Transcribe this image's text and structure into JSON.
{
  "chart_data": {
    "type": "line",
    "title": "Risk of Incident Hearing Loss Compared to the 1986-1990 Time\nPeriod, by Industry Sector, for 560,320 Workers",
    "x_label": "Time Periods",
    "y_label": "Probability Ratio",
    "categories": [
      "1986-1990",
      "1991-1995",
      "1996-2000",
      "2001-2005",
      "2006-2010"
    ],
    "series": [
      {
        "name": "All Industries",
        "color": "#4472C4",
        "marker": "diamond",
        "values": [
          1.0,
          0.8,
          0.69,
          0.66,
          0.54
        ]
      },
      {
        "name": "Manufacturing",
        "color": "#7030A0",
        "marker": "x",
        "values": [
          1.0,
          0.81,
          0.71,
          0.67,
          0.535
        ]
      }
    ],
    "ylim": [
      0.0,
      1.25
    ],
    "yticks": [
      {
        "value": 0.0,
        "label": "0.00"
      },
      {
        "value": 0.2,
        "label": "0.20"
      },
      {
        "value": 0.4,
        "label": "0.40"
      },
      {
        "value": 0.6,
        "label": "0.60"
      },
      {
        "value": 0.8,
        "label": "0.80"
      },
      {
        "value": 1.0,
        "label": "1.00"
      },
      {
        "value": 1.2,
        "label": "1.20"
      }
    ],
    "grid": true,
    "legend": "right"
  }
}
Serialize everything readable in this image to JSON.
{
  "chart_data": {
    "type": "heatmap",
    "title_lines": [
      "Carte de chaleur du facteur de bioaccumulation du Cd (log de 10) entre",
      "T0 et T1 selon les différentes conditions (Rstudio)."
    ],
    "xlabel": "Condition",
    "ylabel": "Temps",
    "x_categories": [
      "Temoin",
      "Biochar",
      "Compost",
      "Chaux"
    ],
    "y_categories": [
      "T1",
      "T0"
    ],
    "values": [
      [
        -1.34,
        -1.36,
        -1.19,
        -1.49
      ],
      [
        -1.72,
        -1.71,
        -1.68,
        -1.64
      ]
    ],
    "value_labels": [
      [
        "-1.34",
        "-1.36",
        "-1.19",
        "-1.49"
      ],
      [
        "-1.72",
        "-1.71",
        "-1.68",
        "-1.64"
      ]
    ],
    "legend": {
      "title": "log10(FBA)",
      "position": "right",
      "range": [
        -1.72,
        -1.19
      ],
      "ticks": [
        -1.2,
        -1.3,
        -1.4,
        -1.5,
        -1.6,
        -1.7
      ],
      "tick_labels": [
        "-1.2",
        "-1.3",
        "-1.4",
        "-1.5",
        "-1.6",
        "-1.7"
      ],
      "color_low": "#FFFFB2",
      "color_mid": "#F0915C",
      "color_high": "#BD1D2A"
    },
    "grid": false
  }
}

To do –
Repeat the data in its entirety, character for character.

Written reply –
Transcribe this image's text and structure into JSON.
{
  "chart_data": {
    "type": "line",
    "title": "Risk of Incident Hearing Loss Compared to the 1986-1990 Time\nPeriod, by Industry Sector, for 560,320 Workers",
    "x_label": "Time Periods",
    "y_label": "Probability Ratio",
    "categories": [
      "1986-1990",
      "1991-1995",
      "1996-2000",
      "2001-2005",
      "2006-2010"
    ],
    "series": [
      {
        "name": "All Industries",
        "color": "#4472C4",
        "marker": "diamond",
        "values": [
          1.0,
          0.8,
          0.69,
          0.66,
          0.54
        ]
      },
      {
        "name": "Manufacturing",
        "color": "#7030A0",
        "marker": "x",
        "values": [
          1.0,
          0.81,
          0.71,
          0.67,
          0.535
        ]
      }
    ],
    "ylim": [
      0.0,
      1.25
    ],
    "yticks": [
      {
        "value": 0.0,
        "label": "0.00"
      },
      {
        "value": 0.2,
        "label": "0.20"
      },
      {
        "value": 0.4,
        "label": "0.40"
      },
      {
        "value": 0.6,
        "label": "0.60"
      },
      {
        "value": 0.8,
        "label": "0.80"
      },
      {
        "value": 1.0,
        "label": "1.00"
      },
      {
        "value": 1.2,
        "label": "1.20"
      }
    ],
    "grid": true,
    "legend": "right"
  }
}
Serialize everything readable in this image to JSON.
{
  "chart_data": {
    "type": "heatmap",
    "title_lines": [
      "Carte de chaleur du facteur de bioaccumulation du Cd (log de 10) entre",
      "T0 et T1 selon les différentes conditions (Rstudio)."
    ],
    "xlabel": "Condition",
    "ylabel": "Temps",
    "x_categories": [
      "Temoin",
      "Biochar",
      "Compost",
      "Chaux"
    ],
    "y_categories": [
      "T1",
      "T0"
    ],
    "values": [
      [
        -1.34,
        -1.36,
        -1.19,
        -1.49
      ],
      [
        -1.72,
        -1.71,
        -1.68,
        -1.64
      ]
    ],
    "value_labels": [
      [
        "-1.34",
        "-1.36",
        "-1.19",
        "-1.49"
      ],
      [
        "-1.72",
        "-1.71",
        "-1.68",
        "-1.64"
      ]
    ],
    "legend": {
      "title": "log10(FBA)",
      "position": "right",
      "range": [
        -1.72,
        -1.19
      ],
      "ticks": [
        -1.2,
        -1.3,
        -1.4,
        -1.5,
        -1.6,
        -1.7
      ],
      "tick_labels": [
        "-1.2",
        "-1.3",
        "-1.4",
        "-1.5",
        "-1.6",
        "-1.7"
      ],
      "color_low": "#FFFFB2",
      "color_mid": "#F0915C",
      "color_high": "#BD1D2A"
    },
    "grid": false
  }
}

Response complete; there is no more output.